| Collected data entries |
::::
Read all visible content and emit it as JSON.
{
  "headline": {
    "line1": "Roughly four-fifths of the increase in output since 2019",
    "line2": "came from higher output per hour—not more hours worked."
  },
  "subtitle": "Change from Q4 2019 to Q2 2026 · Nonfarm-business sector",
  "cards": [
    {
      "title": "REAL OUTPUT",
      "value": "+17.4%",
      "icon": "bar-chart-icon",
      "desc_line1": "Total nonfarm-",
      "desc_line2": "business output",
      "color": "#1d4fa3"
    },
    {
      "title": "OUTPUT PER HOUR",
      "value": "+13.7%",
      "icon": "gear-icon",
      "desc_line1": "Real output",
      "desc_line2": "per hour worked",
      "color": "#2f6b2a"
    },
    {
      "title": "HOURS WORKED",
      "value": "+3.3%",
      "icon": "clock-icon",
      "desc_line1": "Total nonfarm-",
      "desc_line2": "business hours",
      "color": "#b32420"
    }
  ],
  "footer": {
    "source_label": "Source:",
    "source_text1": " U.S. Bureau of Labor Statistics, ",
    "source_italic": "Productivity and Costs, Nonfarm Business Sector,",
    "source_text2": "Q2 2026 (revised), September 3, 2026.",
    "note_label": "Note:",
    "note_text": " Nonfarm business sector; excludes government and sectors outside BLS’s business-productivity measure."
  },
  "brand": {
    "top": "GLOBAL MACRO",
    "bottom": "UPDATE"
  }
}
::::
| Objective |
Quote all the records exactly, please, leaving none out.

| Complete response |
Read all visible content and emit it as JSON.
{
  "headline": {
    "line1": "Roughly four-fifths of the increase in output since 2019",
    "line2": "came from higher output per hour—not more hours worked."
  },
  "subtitle": "Change from Q4 2019 to Q2 2026 · Nonfarm-business sector",
  "cards": [
    {
      "title": "REAL OUTPUT",
      "value": "+17.4%",
      "icon": "bar-chart-icon",
      "desc_line1": "Total nonfarm-",
      "desc_line2": "business output",
      "color": "#1d4fa3"
    },
    {
      "title": "OUTPUT PER HOUR",
      "value": "+13.7%",
      "icon": "gear-icon",
      "desc_line1": "Real output",
      "desc_line2": "per hour worked",
      "color": "#2f6b2a"
    },
    {
      "title": "HOURS WORKED",
      "value": "+3.3%",
      "icon": "clock-icon",
      "desc_line1": "Total nonfarm-",
      "desc_line2": "business hours",
      "color": "#b32420"
    }
  ],
  "footer": {
    "source_label": "Source:",
    "source_text1": " U.S. Bureau of Labor Statistics, ",
    "source_italic": "Productivity and Costs, Nonfarm Business Sector,",
    "source_text2": "Q2 2026 (revised), September 3, 2026.",
    "note_label": "Note:",
    "note_text": " Nonfarm business sector; excludes government and sectors outside BLS’s business-productivity measure."
  },
  "brand": {
    "top": "GLOBAL MACRO",
    "bottom": "UPDATE"
  }
}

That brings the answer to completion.